#### [PROBLEM TO SOLVE]
Work through the material below and count the lines holding the word "дней"; give that count and nothing more.

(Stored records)
┌────────
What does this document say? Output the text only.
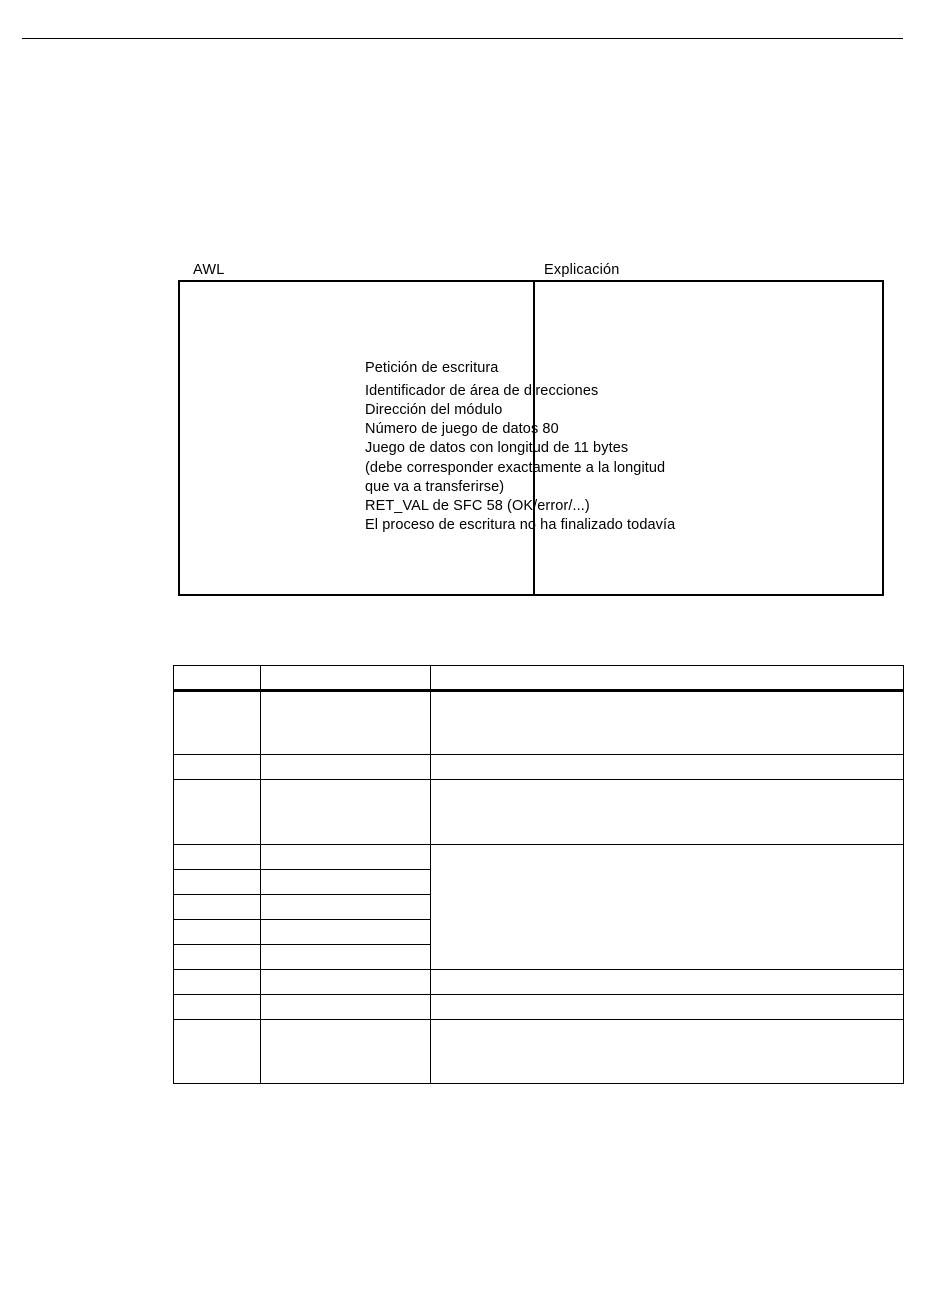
AWL	Explicación
Petición de escritura
Identificador de área de direcciones
Dirección del módulo
Número de juego de datos 80
Juego de datos con longitud de 11 bytes
(debe corresponder exactamente a la longitud
que va a transferirse)
RET_VAL de SFC 58 (OK/error/...)
El proceso de escritura no ha finalizado todavía
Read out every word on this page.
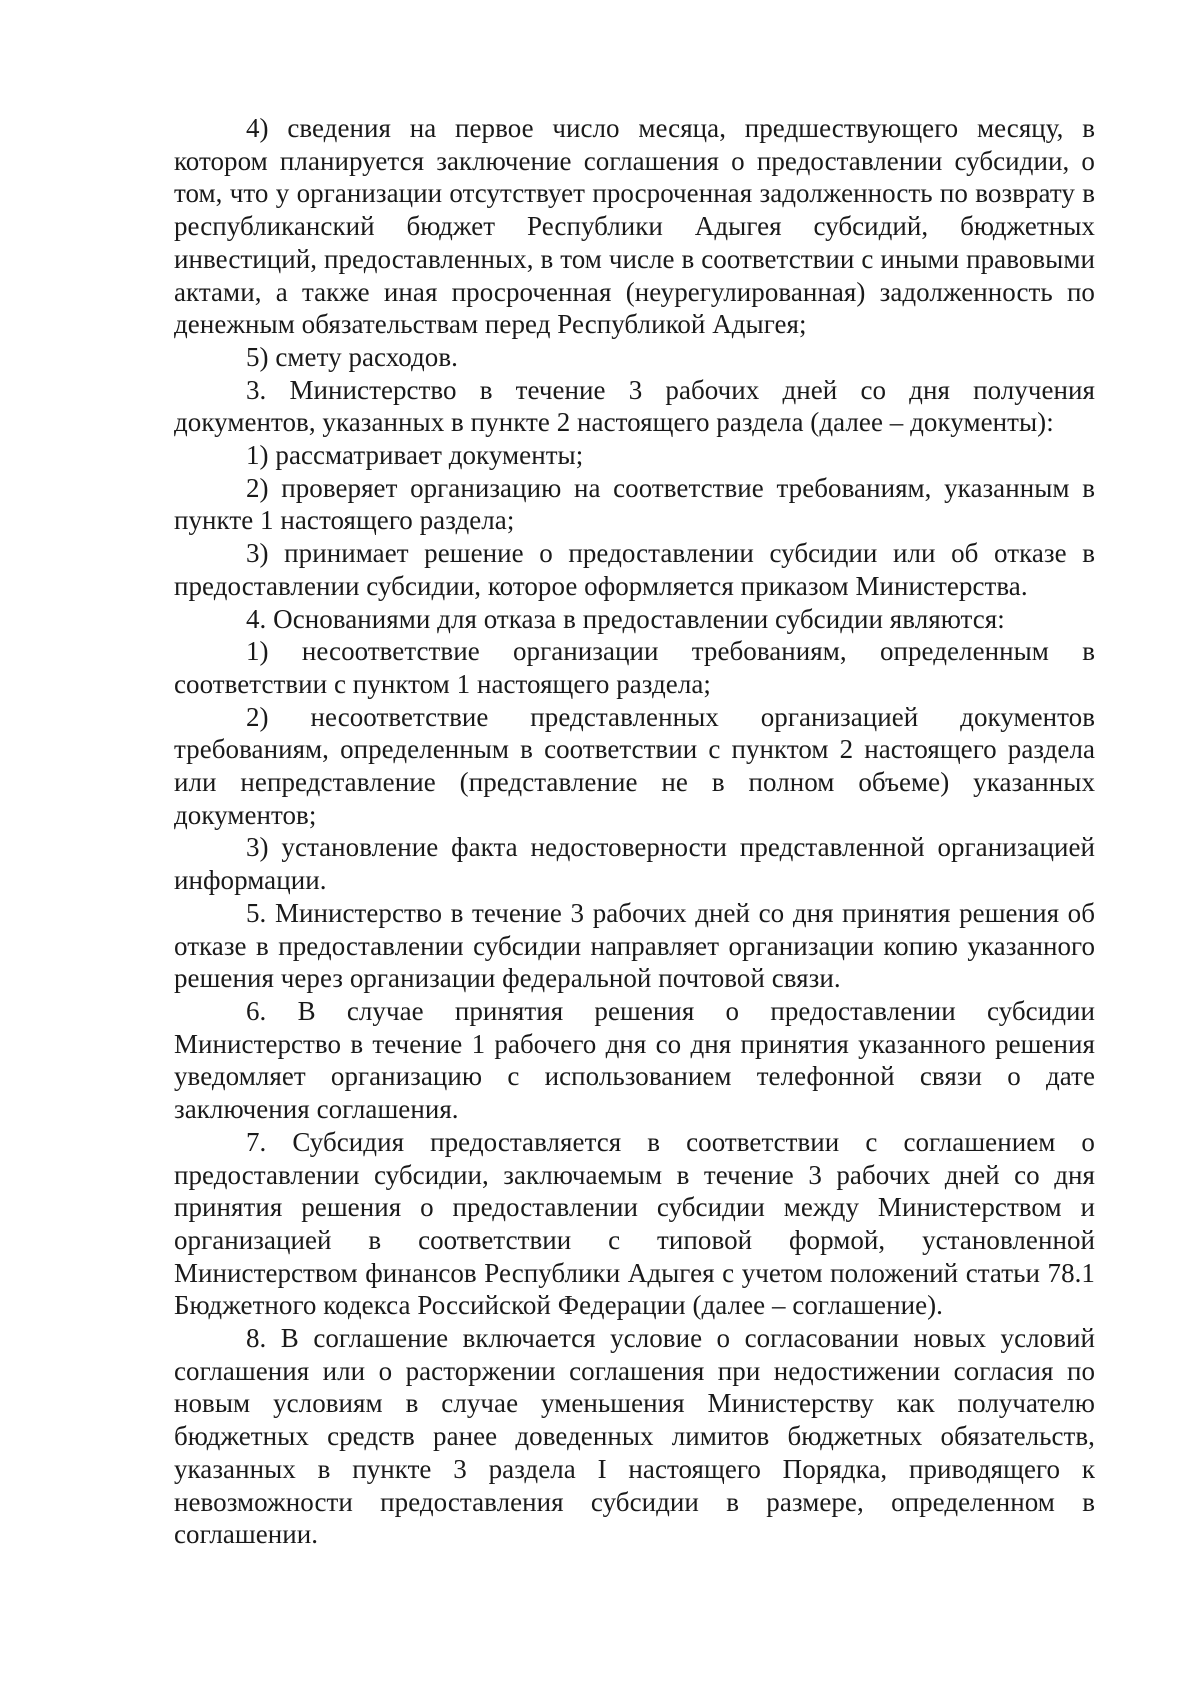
4) сведения на первое число месяца, предшествующего месяцу, в котором планируется заключение соглашения о предоставлении субсидии, о том, что у организации отсутствует просроченная задолженность по возврату в республиканский бюджет Республики Адыгея субсидий, бюджетных инвестиций, предоставленных, в том числе в соответствии с иными правовыми актами, а также иная просроченная (неурегулированная) задолженность по денежным обязательствам перед Республикой Адыгея;

5) смету расходов.

3. Министерство в течение 3 рабочих дней со дня получения документов, указанных в пункте 2 настоящего раздела (далее – документы):

1) рассматривает документы;

2) проверяет организацию на соответствие требованиям, указанным в пункте 1 настоящего раздела;

3) принимает решение о предоставлении субсидии или об отказе в предоставлении субсидии, которое оформляется приказом Министерства.

4. Основаниями для отказа в предоставлении субсидии являются:

1) несоответствие организации требованиям, определенным в соответствии с пунктом 1 настоящего раздела;

2) несоответствие представленных организацией документов требованиям, определенным в соответствии с пунктом 2 настоящего раздела или непредставление (представление не в полном объеме) указанных документов;

3) установление факта недостоверности представленной организацией информации.

5. Министерство в течение 3 рабочих дней со дня принятия решения об отказе в предоставлении субсидии направляет организации копию указанного решения через организации федеральной почтовой связи.

6. В случае принятия решения о предоставлении субсидии Министерство в течение 1 рабочего дня со дня принятия указанного решения уведомляет организацию с использованием телефонной связи о дате заключения соглашения.

7. Субсидия предоставляется в соответствии с соглашением о предоставлении субсидии, заключаемым в течение 3 рабочих дней со дня принятия решения о предоставлении субсидии между Министерством и организацией в соответствии с типовой формой, установленной Министерством финансов Республики Адыгея с учетом положений статьи 78.1 Бюджетного кодекса Российской Федерации (далее – соглашение).

8. В соглашение включается условие о согласовании новых условий соглашения или о расторжении соглашения при недостижении согласия по новым условиям в случае уменьшения Министерству как получателю бюджетных средств ранее доведенных лимитов бюджетных обязательств, указанных в пункте 3 раздела I настоящего Порядка, приводящего к невозможности предоставления субсидии в размере, определенном в соглашении.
└────────
#### [WRITTEN ANSWER]
3